Source records:
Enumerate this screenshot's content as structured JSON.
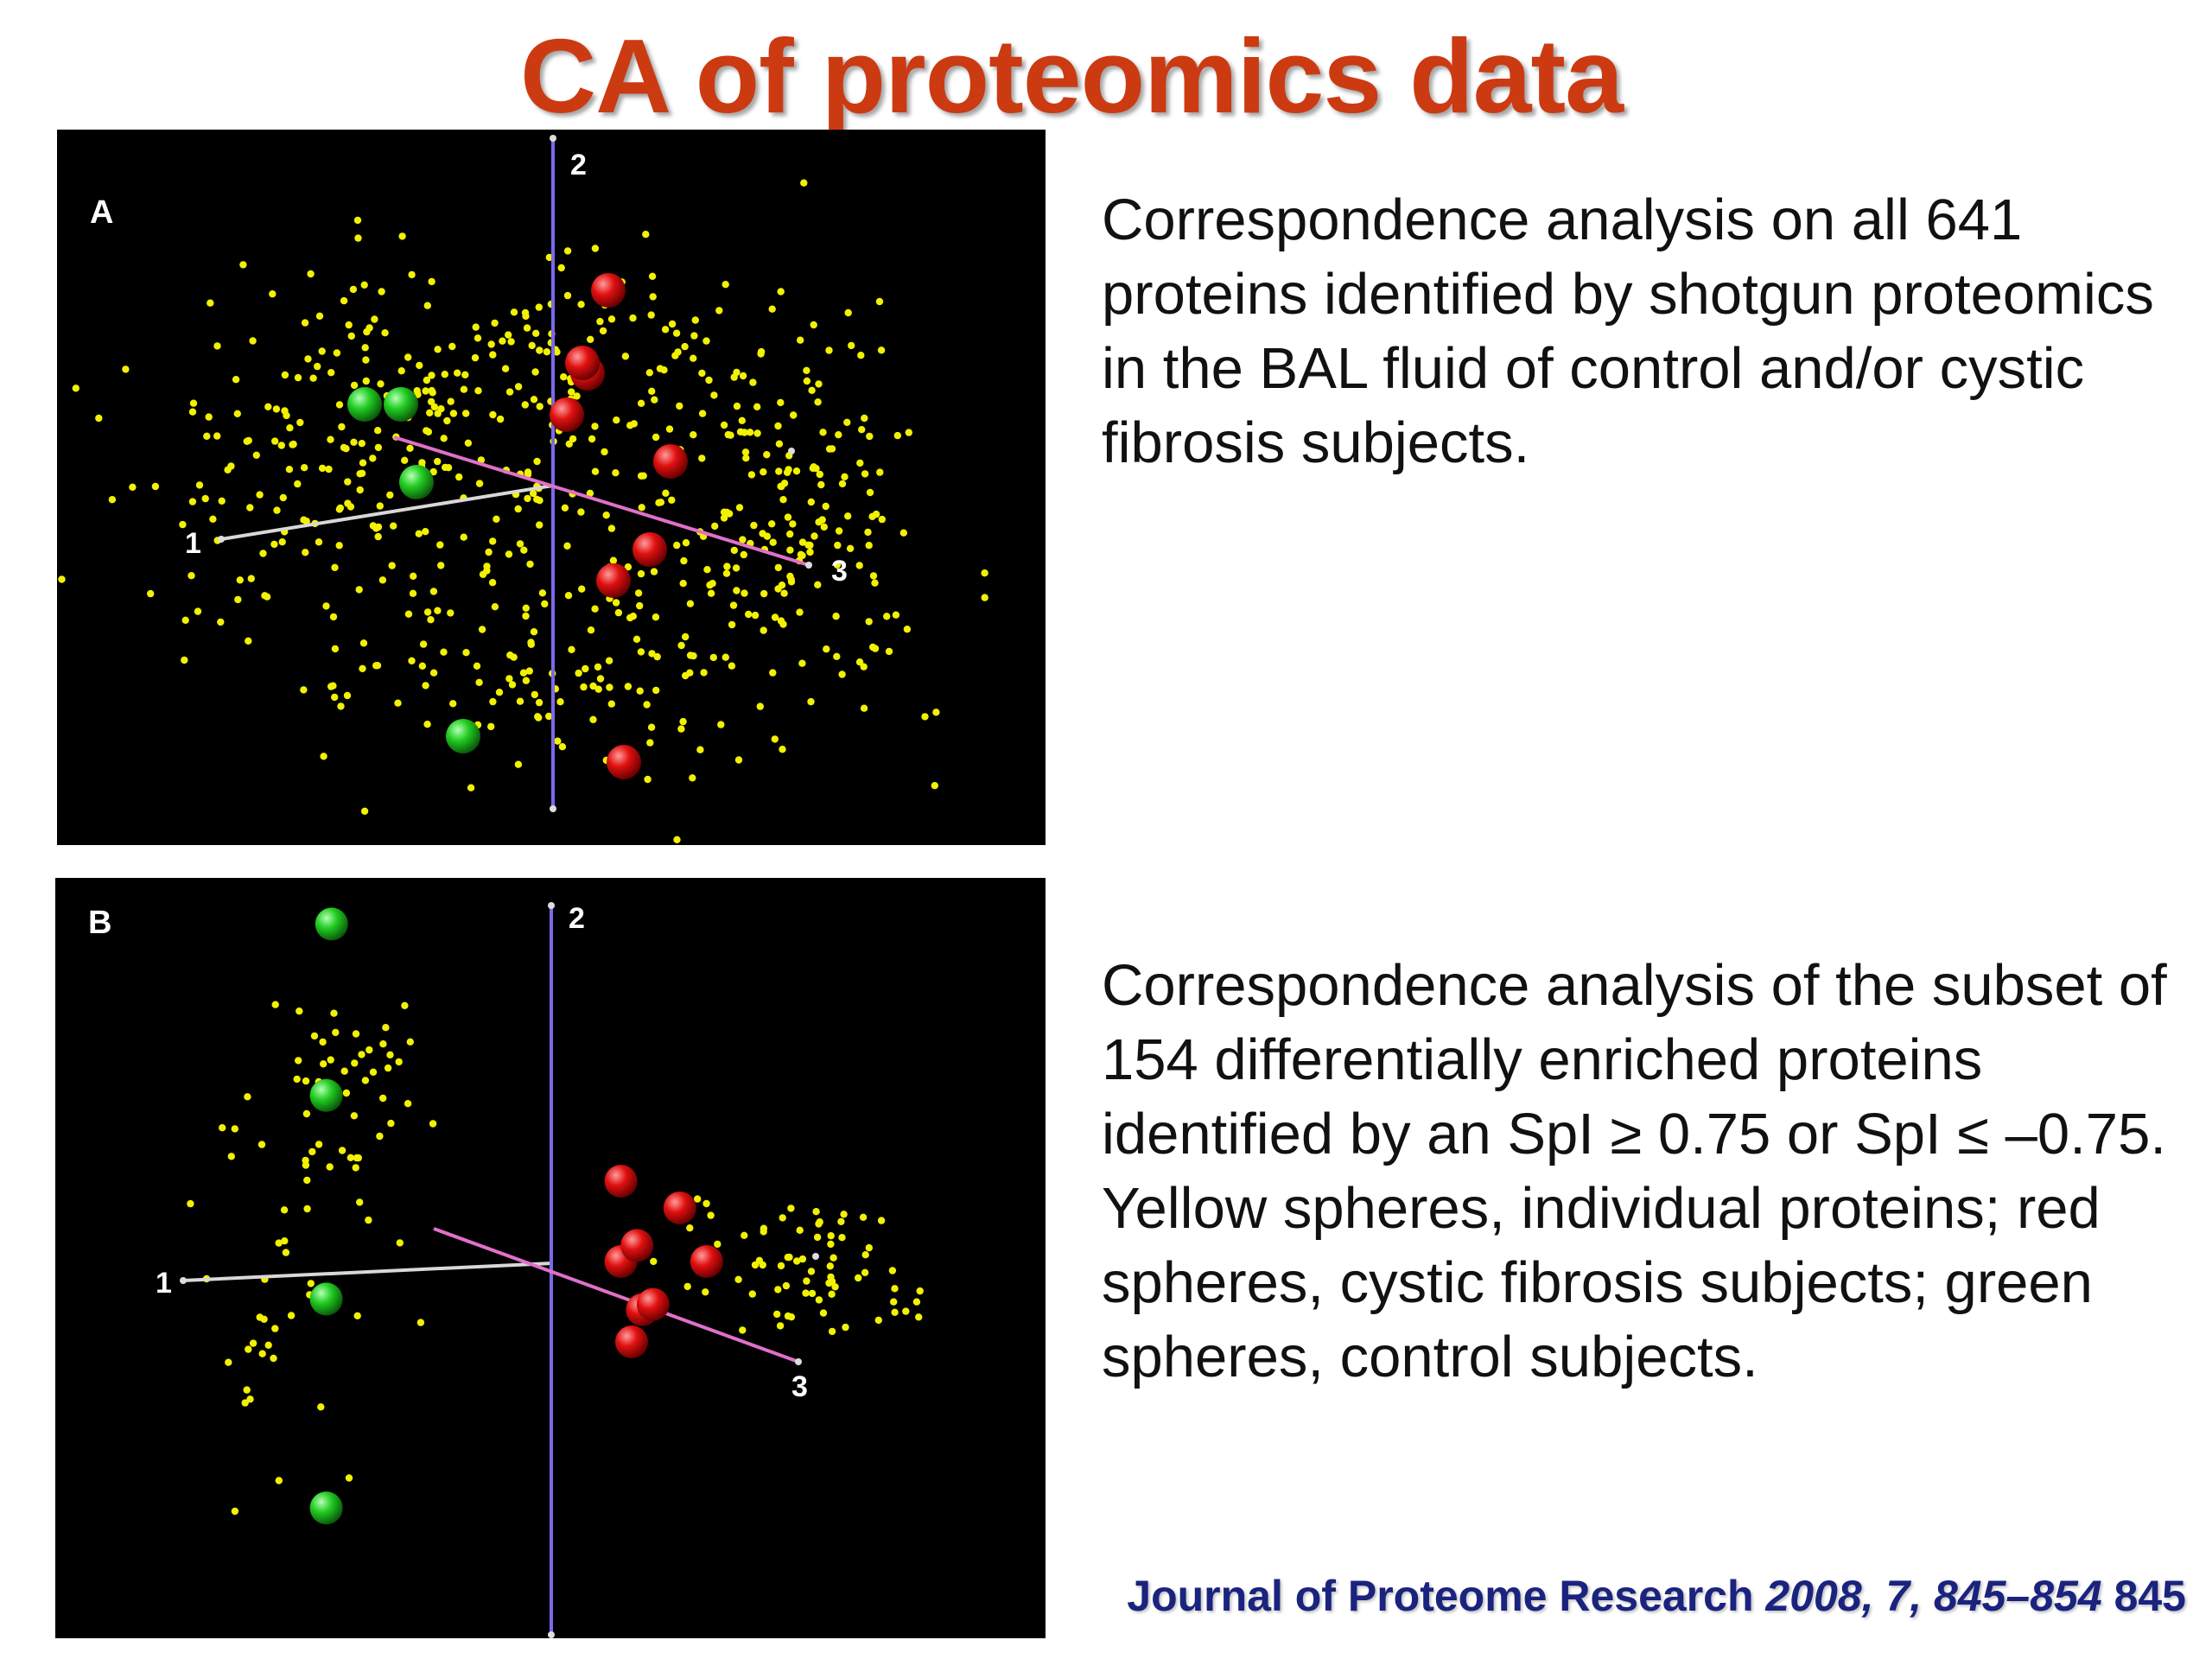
{
  "slide": {
    "title": "CA of proteomics data",
    "caption_a": "Correspondence analysis on all 641 proteins identified by shotgun proteomics in the BAL fluid of control and/or cystic fibrosis subjects.",
    "caption_b": "Correspondence analysis of the subset of 154 differentially enriched proteins identified by an SpI ≥ 0.75 or SpI ≤ –0.75. Yellow spheres, individual proteins; red spheres, cystic fibrosis subjects; green spheres, control subjects.",
    "citation": {
      "journal": "Journal of Proteome Research ",
      "ref_italic": "2008, 7, 845–854",
      "page": " 845"
    },
    "colors": {
      "title": "#cc3a12",
      "background_panel": "#000000",
      "proteins": "#f2f200",
      "cystic_fibrosis": "#e01010",
      "control": "#22cc22",
      "axis_1": "#d8d8d8",
      "axis_2": "#7b68ee",
      "axis_3": "#e070c8",
      "citation": "#1a237e"
    }
  },
  "chart_data": [
    {
      "type": "scatter",
      "panel_label": "A",
      "axis_labels": [
        "1",
        "2",
        "3"
      ],
      "series": [
        {
          "name": "Yellow spheres, individual proteins",
          "count": 641,
          "points": []
        },
        {
          "name": "red spheres, cystic fibrosis subjects",
          "points": [
            [
              0.14,
              -0.53
            ],
            [
              0.12,
              -0.18
            ],
            [
              0.19,
              -0.12
            ],
            [
              0.23,
              0.05
            ],
            [
              0.03,
              0.14
            ],
            [
              0.07,
              0.22
            ],
            [
              0.06,
              0.24
            ],
            [
              0.11,
              0.38
            ]
          ]
        },
        {
          "name": "green spheres, control subjects",
          "points": [
            [
              -0.17,
              -0.48
            ],
            [
              -0.26,
              0.01
            ],
            [
              -0.36,
              0.16
            ],
            [
              -0.29,
              0.16
            ]
          ]
        }
      ]
    },
    {
      "type": "scatter",
      "panel_label": "B",
      "axis_labels": [
        "1",
        "2",
        "3"
      ],
      "series": [
        {
          "name": "Yellow spheres, individual proteins",
          "count": 154,
          "points": []
        },
        {
          "name": "red spheres, cystic fibrosis subjects",
          "points": [
            [
              0.15,
              -0.15
            ],
            [
              0.17,
              -0.09
            ],
            [
              0.19,
              -0.08
            ],
            [
              0.29,
              0.0
            ],
            [
              0.13,
              0.0
            ],
            [
              0.16,
              0.03
            ],
            [
              0.24,
              0.1
            ],
            [
              0.13,
              0.15
            ]
          ]
        },
        {
          "name": "green spheres, control subjects",
          "points": [
            [
              -0.42,
              -0.46
            ],
            [
              -0.42,
              -0.07
            ],
            [
              -0.42,
              0.31
            ],
            [
              -0.41,
              0.63
            ]
          ]
        }
      ]
    }
  ]
}
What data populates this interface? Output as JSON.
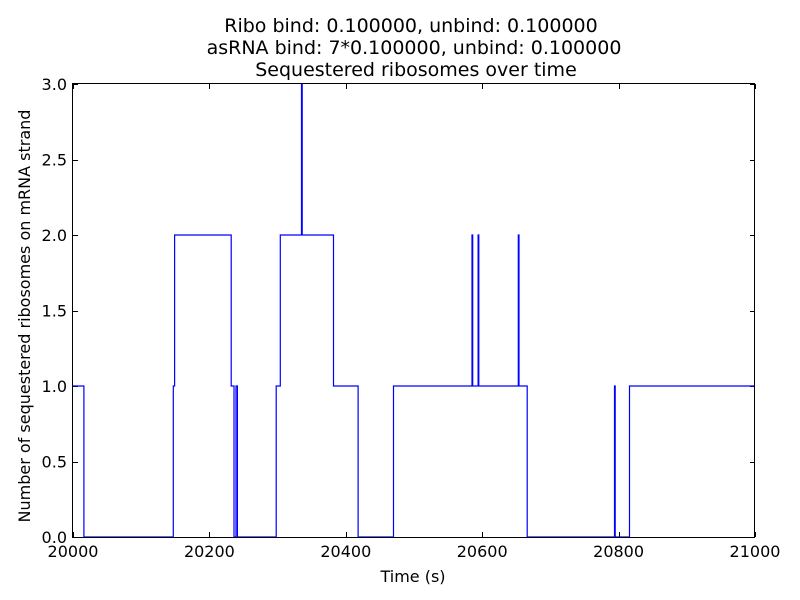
{
  "chart_data": {
    "type": "line",
    "step": "post",
    "title_lines": [
      "Ribo bind: 0.100000, unbind: 0.100000",
      "asRNA bind: 7*0.100000, unbind: 0.100000",
      "Sequestered ribosomes over time"
    ],
    "xlabel": "Time (s)",
    "ylabel": "Number of sequestered ribosomes on mRNA strand",
    "xlim": [
      20000,
      21000
    ],
    "ylim": [
      0,
      3
    ],
    "xticks": [
      20000,
      20200,
      20400,
      20600,
      20800,
      21000
    ],
    "yticks": [
      "0.0",
      "0.5",
      "1.0",
      "1.5",
      "2.0",
      "2.5",
      "3.0"
    ],
    "grid": false,
    "color": "#0000ff",
    "series": [
      {
        "name": "sequestered ribosomes",
        "x": [
          20000,
          20016,
          20147,
          20149,
          20232,
          20236,
          20239,
          20241,
          20243,
          20298,
          20304,
          20335,
          20336,
          20382,
          20418,
          20470,
          20585,
          20586,
          20594,
          20595,
          20653,
          20654,
          20666,
          20794,
          20795,
          20816,
          21000
        ],
        "y": [
          1,
          0,
          1,
          2,
          1,
          0,
          1,
          0,
          0,
          1,
          2,
          3,
          2,
          1,
          0,
          1,
          2,
          1,
          2,
          1,
          2,
          1,
          0,
          1,
          0,
          1,
          1
        ]
      }
    ]
  }
}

* **Exercise requirements**: Transcribe all the lines above exactly; any image among them is skipped.

* **Answer area**:
Enumerate this screenshot's content as structured JSON.
{
  "slide": {
    "title": "CA of proteomics data",
    "caption_a": "Correspondence analysis on all 641 proteins identified by shotgun proteomics in the BAL fluid of control and/or cystic fibrosis subjects.",
    "caption_b": "Correspondence analysis of the subset of 154 differentially enriched proteins identified by an SpI ≥ 0.75 or SpI ≤ –0.75. Yellow spheres, individual proteins; red spheres, cystic fibrosis subjects; green spheres, control subjects.",
    "citation": {
      "journal": "Journal of Proteome Research ",
      "ref_italic": "2008, 7, 845–854",
      "page": " 845"
    },
    "colors": {
      "title": "#cc3a12",
      "background_panel": "#000000",
      "proteins": "#f2f200",
      "cystic_fibrosis": "#e01010",
      "control": "#22cc22",
      "axis_1": "#d8d8d8",
      "axis_2": "#7b68ee",
      "axis_3": "#e070c8",
      "citation": "#1a237e"
    }
  },
  "chart_data": [
    {
      "type": "scatter",
      "panel_label": "A",
      "axis_labels": [
        "1",
        "2",
        "3"
      ],
      "series": [
        {
          "name": "Yellow spheres, individual proteins",
          "count": 641,
          "points": []
        },
        {
          "name": "red spheres, cystic fibrosis subjects",
          "points": [
            [
              0.14,
              -0.53
            ],
            [
              0.12,
              -0.18
            ],
            [
              0.19,
              -0.12
            ],
            [
              0.23,
              0.05
            ],
            [
              0.03,
              0.14
            ],
            [
              0.07,
              0.22
            ],
            [
              0.06,
              0.24
            ],
            [
              0.11,
              0.38
            ]
          ]
        },
        {
          "name": "green spheres, control subjects",
          "points": [
            [
              -0.17,
              -0.48
            ],
            [
              -0.26,
              0.01
            ],
            [
              -0.36,
              0.16
            ],
            [
              -0.29,
              0.16
            ]
          ]
        }
      ]
    },
    {
      "type": "scatter",
      "panel_label": "B",
      "axis_labels": [
        "1",
        "2",
        "3"
      ],
      "series": [
        {
          "name": "Yellow spheres, individual proteins",
          "count": 154,
          "points": []
        },
        {
          "name": "red spheres, cystic fibrosis subjects",
          "points": [
            [
              0.15,
              -0.15
            ],
            [
              0.17,
              -0.09
            ],
            [
              0.19,
              -0.08
            ],
            [
              0.29,
              0.0
            ],
            [
              0.13,
              0.0
            ],
            [
              0.16,
              0.03
            ],
            [
              0.24,
              0.1
            ],
            [
              0.13,
              0.15
            ]
          ]
        },
        {
          "name": "green spheres, control subjects",
          "points": [
            [
              -0.42,
              -0.46
            ],
            [
              -0.42,
              -0.07
            ],
            [
              -0.42,
              0.31
            ],
            [
              -0.41,
              0.63
            ]
          ]
        }
      ]
    }
  ]
}
What data populates this interface? Output as JSON.
{
  "chart_data": {
    "type": "line",
    "step": "post",
    "title_lines": [
      "Ribo bind: 0.100000, unbind: 0.100000",
      "asRNA bind: 7*0.100000, unbind: 0.100000",
      "Sequestered ribosomes over time"
    ],
    "xlabel": "Time (s)",
    "ylabel": "Number of sequestered ribosomes on mRNA strand",
    "xlim": [
      20000,
      21000
    ],
    "ylim": [
      0,
      3
    ],
    "xticks": [
      20000,
      20200,
      20400,
      20600,
      20800,
      21000
    ],
    "yticks": [
      "0.0",
      "0.5",
      "1.0",
      "1.5",
      "2.0",
      "2.5",
      "3.0"
    ],
    "grid": false,
    "color": "#0000ff",
    "series": [
      {
        "name": "sequestered ribosomes",
        "x": [
          20000,
          20016,
          20147,
          20149,
          20232,
          20236,
          20239,
          20241,
          20243,
          20298,
          20304,
          20335,
          20336,
          20382,
          20418,
          20470,
          20585,
          20586,
          20594,
          20595,
          20653,
          20654,
          20666,
          20794,
          20795,
          20816,
          21000
        ],
        "y": [
          1,
          0,
          1,
          2,
          1,
          0,
          1,
          0,
          0,
          1,
          2,
          3,
          2,
          1,
          0,
          1,
          2,
          1,
          2,
          1,
          2,
          1,
          0,
          1,
          0,
          1,
          1
        ]
      }
    ]
  }
}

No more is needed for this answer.